= SHORT EXERCISE =
Retype each line of the material below, character for character, without altering anything.

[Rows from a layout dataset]
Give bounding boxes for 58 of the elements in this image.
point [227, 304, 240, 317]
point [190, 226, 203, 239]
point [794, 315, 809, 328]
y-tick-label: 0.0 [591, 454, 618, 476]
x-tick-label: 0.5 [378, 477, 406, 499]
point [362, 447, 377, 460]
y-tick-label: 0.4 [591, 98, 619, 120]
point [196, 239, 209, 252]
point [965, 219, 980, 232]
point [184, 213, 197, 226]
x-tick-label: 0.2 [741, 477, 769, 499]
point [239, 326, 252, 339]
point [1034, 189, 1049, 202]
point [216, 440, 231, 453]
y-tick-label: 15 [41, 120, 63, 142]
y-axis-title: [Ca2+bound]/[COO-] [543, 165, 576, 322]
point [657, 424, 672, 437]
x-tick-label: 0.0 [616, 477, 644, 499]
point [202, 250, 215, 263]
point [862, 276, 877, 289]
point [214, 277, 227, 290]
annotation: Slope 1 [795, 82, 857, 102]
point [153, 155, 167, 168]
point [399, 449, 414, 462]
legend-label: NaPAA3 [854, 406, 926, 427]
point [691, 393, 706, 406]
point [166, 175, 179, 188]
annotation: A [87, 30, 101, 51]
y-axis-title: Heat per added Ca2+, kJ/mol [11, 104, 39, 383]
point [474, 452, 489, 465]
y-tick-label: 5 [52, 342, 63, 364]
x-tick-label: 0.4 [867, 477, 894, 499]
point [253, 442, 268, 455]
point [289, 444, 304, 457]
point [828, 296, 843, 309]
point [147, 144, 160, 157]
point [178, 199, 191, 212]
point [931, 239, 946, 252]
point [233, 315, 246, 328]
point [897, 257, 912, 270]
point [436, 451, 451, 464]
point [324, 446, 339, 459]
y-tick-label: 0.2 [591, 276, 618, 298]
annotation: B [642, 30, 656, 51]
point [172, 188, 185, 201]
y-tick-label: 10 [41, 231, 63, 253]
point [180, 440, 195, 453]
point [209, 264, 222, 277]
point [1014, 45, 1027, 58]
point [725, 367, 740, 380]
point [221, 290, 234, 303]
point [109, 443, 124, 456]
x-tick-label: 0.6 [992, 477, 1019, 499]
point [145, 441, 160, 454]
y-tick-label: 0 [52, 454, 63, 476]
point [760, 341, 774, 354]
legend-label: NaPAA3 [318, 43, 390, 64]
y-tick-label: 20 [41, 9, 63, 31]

= CORRECT ANSWER =
Give bounding boxes for 58 of the elements in this image.
point [227, 304, 240, 317]
point [190, 226, 203, 239]
point [794, 315, 809, 328]
y-tick-label: 0.0 [591, 454, 618, 476]
x-tick-label: 0.5 [378, 477, 406, 499]
point [362, 447, 377, 460]
y-tick-label: 0.4 [591, 98, 619, 120]
point [196, 239, 209, 252]
point [965, 219, 980, 232]
point [184, 213, 197, 226]
x-tick-label: 0.2 [741, 477, 769, 499]
point [239, 326, 252, 339]
point [1034, 189, 1049, 202]
point [216, 440, 231, 453]
y-tick-label: 15 [41, 120, 63, 142]
y-axis-title: [Ca2+bound]/[COO-] [543, 165, 576, 322]
point [657, 424, 672, 437]
x-tick-label: 0.0 [616, 477, 644, 499]
point [202, 250, 215, 263]
point [862, 276, 877, 289]
point [214, 277, 227, 290]
annotation: Slope 1 [795, 82, 857, 102]
point [153, 155, 167, 168]
point [399, 449, 414, 462]
legend-label: NaPAA3 [854, 406, 926, 427]
point [691, 393, 706, 406]
point [166, 175, 179, 188]
annotation: A [87, 30, 101, 51]
y-axis-title: Heat per added Ca2+, kJ/mol [11, 104, 39, 383]
point [474, 452, 489, 465]
y-tick-label: 5 [52, 342, 63, 364]
x-tick-label: 0.4 [867, 477, 894, 499]
point [253, 442, 268, 455]
point [289, 444, 304, 457]
point [828, 296, 843, 309]
point [147, 144, 160, 157]
point [178, 199, 191, 212]
point [931, 239, 946, 252]
point [233, 315, 246, 328]
point [897, 257, 912, 270]
point [436, 451, 451, 464]
point [324, 446, 339, 459]
y-tick-label: 0.2 [591, 276, 618, 298]
annotation: B [642, 30, 656, 51]
point [172, 188, 185, 201]
y-tick-label: 10 [41, 231, 63, 253]
point [180, 440, 195, 453]
point [209, 264, 222, 277]
point [1014, 45, 1027, 58]
point [725, 367, 740, 380]
point [221, 290, 234, 303]
point [109, 443, 124, 456]
x-tick-label: 0.6 [992, 477, 1019, 499]
point [145, 441, 160, 454]
y-tick-label: 0 [52, 454, 63, 476]
point [760, 341, 774, 354]
legend-label: NaPAA3 [318, 43, 390, 64]
y-tick-label: 20 [41, 9, 63, 31]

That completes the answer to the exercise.